__TASK GOAL__:
The records below should be written out again, exactly.

__INPUT ROWS__:
---

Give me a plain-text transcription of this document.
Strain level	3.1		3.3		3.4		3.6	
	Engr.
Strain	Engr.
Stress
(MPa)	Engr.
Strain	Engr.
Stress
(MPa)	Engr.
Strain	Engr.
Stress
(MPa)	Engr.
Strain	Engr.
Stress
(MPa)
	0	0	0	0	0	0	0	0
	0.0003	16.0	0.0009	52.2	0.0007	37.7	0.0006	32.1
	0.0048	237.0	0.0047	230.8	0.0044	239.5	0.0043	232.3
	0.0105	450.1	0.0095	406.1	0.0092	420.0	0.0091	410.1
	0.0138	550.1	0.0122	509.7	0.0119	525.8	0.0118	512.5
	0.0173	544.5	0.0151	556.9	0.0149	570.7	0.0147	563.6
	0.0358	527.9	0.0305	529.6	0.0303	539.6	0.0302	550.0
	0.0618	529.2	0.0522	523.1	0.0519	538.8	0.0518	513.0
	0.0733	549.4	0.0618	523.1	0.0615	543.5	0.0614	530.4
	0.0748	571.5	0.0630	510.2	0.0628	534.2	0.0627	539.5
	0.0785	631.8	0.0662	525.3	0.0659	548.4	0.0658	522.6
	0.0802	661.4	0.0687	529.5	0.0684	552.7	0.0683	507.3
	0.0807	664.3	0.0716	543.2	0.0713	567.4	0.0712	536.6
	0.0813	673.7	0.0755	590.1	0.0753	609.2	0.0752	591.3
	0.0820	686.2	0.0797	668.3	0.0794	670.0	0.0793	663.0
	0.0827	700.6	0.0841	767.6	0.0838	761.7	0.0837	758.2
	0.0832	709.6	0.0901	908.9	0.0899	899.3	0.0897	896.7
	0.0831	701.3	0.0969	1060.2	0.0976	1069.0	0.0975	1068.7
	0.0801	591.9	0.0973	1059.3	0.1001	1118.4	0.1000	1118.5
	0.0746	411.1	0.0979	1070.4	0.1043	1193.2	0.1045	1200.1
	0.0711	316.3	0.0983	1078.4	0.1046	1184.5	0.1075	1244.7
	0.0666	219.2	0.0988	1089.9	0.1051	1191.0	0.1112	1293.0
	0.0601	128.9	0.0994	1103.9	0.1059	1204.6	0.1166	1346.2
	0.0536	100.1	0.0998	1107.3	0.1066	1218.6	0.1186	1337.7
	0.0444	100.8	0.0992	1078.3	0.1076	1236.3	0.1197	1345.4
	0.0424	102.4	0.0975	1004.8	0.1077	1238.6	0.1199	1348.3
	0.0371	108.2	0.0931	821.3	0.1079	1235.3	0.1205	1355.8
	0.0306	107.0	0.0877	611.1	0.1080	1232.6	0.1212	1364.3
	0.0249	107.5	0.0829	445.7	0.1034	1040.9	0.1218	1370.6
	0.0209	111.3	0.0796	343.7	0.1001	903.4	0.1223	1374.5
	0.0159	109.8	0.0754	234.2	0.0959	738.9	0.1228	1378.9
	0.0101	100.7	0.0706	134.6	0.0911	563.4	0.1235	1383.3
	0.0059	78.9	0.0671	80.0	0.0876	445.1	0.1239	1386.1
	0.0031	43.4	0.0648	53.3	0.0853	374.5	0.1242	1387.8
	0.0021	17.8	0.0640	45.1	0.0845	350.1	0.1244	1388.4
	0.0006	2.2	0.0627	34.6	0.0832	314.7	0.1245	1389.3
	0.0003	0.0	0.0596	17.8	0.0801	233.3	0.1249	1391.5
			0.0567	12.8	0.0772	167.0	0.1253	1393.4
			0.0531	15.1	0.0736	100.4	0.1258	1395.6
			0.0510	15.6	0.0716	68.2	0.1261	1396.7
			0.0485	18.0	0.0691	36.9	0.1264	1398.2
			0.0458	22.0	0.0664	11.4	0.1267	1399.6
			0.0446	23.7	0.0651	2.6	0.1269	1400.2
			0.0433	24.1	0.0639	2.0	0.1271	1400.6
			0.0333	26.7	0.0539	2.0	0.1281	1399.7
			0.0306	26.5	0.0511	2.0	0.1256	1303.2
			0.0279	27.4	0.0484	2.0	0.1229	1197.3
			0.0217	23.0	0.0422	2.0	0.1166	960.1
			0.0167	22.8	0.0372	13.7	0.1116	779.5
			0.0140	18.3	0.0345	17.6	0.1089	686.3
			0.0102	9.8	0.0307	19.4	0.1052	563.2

---

__ANSWER FOR THIS EXERCISE__:
Give me a plain-text transcription of this document.
Strain level	3.1		3.3		3.4		3.6	
	Engr.
Strain	Engr.
Stress
(MPa)	Engr.
Strain	Engr.
Stress
(MPa)	Engr.
Strain	Engr.
Stress
(MPa)	Engr.
Strain	Engr.
Stress
(MPa)
	0	0	0	0	0	0	0	0
	0.0003	16.0	0.0009	52.2	0.0007	37.7	0.0006	32.1
	0.0048	237.0	0.0047	230.8	0.0044	239.5	0.0043	232.3
	0.0105	450.1	0.0095	406.1	0.0092	420.0	0.0091	410.1
	0.0138	550.1	0.0122	509.7	0.0119	525.8	0.0118	512.5
	0.0173	544.5	0.0151	556.9	0.0149	570.7	0.0147	563.6
	0.0358	527.9	0.0305	529.6	0.0303	539.6	0.0302	550.0
	0.0618	529.2	0.0522	523.1	0.0519	538.8	0.0518	513.0
	0.0733	549.4	0.0618	523.1	0.0615	543.5	0.0614	530.4
	0.0748	571.5	0.0630	510.2	0.0628	534.2	0.0627	539.5
	0.0785	631.8	0.0662	525.3	0.0659	548.4	0.0658	522.6
	0.0802	661.4	0.0687	529.5	0.0684	552.7	0.0683	507.3
	0.0807	664.3	0.0716	543.2	0.0713	567.4	0.0712	536.6
	0.0813	673.7	0.0755	590.1	0.0753	609.2	0.0752	591.3
	0.0820	686.2	0.0797	668.3	0.0794	670.0	0.0793	663.0
	0.0827	700.6	0.0841	767.6	0.0838	761.7	0.0837	758.2
	0.0832	709.6	0.0901	908.9	0.0899	899.3	0.0897	896.7
	0.0831	701.3	0.0969	1060.2	0.0976	1069.0	0.0975	1068.7
	0.0801	591.9	0.0973	1059.3	0.1001	1118.4	0.1000	1118.5
	0.0746	411.1	0.0979	1070.4	0.1043	1193.2	0.1045	1200.1
	0.0711	316.3	0.0983	1078.4	0.1046	1184.5	0.1075	1244.7
	0.0666	219.2	0.0988	1089.9	0.1051	1191.0	0.1112	1293.0
	0.0601	128.9	0.0994	1103.9	0.1059	1204.6	0.1166	1346.2
	0.0536	100.1	0.0998	1107.3	0.1066	1218.6	0.1186	1337.7
	0.0444	100.8	0.0992	1078.3	0.1076	1236.3	0.1197	1345.4
	0.0424	102.4	0.0975	1004.8	0.1077	1238.6	0.1199	1348.3
	0.0371	108.2	0.0931	821.3	0.1079	1235.3	0.1205	1355.8
	0.0306	107.0	0.0877	611.1	0.1080	1232.6	0.1212	1364.3
	0.0249	107.5	0.0829	445.7	0.1034	1040.9	0.1218	1370.6
	0.0209	111.3	0.0796	343.7	0.1001	903.4	0.1223	1374.5
	0.0159	109.8	0.0754	234.2	0.0959	738.9	0.1228	1378.9
	0.0101	100.7	0.0706	134.6	0.0911	563.4	0.1235	1383.3
	0.0059	78.9	0.0671	80.0	0.0876	445.1	0.1239	1386.1
	0.0031	43.4	0.0648	53.3	0.0853	374.5	0.1242	1387.8
	0.0021	17.8	0.0640	45.1	0.0845	350.1	0.1244	1388.4
	0.0006	2.2	0.0627	34.6	0.0832	314.7	0.1245	1389.3
	0.0003	0.0	0.0596	17.8	0.0801	233.3	0.1249	1391.5
			0.0567	12.8	0.0772	167.0	0.1253	1393.4
			0.0531	15.1	0.0736	100.4	0.1258	1395.6
			0.0510	15.6	0.0716	68.2	0.1261	1396.7
			0.0485	18.0	0.0691	36.9	0.1264	1398.2
			0.0458	22.0	0.0664	11.4	0.1267	1399.6
			0.0446	23.7	0.0651	2.6	0.1269	1400.2
			0.0433	24.1	0.0639	2.0	0.1271	1400.6
			0.0333	26.7	0.0539	2.0	0.1281	1399.7
			0.0306	26.5	0.0511	2.0	0.1256	1303.2
			0.0279	27.4	0.0484	2.0	0.1229	1197.3
			0.0217	23.0	0.0422	2.0	0.1166	960.1
			0.0167	22.8	0.0372	13.7	0.1116	779.5
			0.0140	18.3	0.0345	17.6	0.1089	686.3
			0.0102	9.8	0.0307	19.4	0.1052	563.2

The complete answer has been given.